>> START Task inputs
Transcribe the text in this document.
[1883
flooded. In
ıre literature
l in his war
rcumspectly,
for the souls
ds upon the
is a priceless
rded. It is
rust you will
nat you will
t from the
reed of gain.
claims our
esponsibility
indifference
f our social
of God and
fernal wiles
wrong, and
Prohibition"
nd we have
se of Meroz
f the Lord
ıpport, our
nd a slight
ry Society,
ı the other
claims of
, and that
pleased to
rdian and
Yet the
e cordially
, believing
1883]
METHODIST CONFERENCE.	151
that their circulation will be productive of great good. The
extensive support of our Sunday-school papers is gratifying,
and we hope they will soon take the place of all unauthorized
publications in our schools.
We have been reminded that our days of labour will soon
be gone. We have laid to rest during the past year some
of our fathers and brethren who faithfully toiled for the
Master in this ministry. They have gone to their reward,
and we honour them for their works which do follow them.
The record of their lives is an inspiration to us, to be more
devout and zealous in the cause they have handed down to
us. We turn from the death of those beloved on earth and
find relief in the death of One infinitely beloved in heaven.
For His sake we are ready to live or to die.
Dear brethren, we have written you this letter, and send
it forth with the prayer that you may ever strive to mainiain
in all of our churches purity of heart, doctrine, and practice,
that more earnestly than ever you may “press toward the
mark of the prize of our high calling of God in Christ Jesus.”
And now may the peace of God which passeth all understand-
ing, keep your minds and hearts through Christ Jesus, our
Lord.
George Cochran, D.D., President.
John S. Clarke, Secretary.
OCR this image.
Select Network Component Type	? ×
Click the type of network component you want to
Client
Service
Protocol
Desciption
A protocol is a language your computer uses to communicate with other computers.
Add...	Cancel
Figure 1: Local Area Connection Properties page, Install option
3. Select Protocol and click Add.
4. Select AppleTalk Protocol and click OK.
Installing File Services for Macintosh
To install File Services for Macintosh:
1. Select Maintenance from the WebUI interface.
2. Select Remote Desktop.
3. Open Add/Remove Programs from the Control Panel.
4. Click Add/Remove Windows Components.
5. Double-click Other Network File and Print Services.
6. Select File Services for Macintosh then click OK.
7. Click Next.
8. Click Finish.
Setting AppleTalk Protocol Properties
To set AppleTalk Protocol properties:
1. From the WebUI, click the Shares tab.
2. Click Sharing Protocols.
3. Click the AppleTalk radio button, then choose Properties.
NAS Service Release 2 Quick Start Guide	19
>> END Task inputs
**To be done**
Keep only the lines from the one containing "OCR this image." to the end of the entries, and repeat them exactly.

**Answer**
OCR this image.
Select Network Component Type	? ×
Click the type of network component you want to
Client
Service
Protocol
Desciption
A protocol is a language your computer uses to communicate with other computers.
Add...	Cancel
Figure 1: Local Area Connection Properties page, Install option
3. Select Protocol and click Add.
4. Select AppleTalk Protocol and click OK.
Installing File Services for Macintosh
To install File Services for Macintosh:
1. Select Maintenance from the WebUI interface.
2. Select Remote Desktop.
3. Open Add/Remove Programs from the Control Panel.
4. Click Add/Remove Windows Components.
5. Double-click Other Network File and Print Services.
6. Select File Services for Macintosh then click OK.
7. Click Next.
8. Click Finish.
Setting AppleTalk Protocol Properties
To set AppleTalk Protocol properties:
1. From the WebUI, click the Shares tab.
2. Click Sharing Protocols.
3. Click the AppleTalk radio button, then choose Properties.
NAS Service Release 2 Quick Start Guide	19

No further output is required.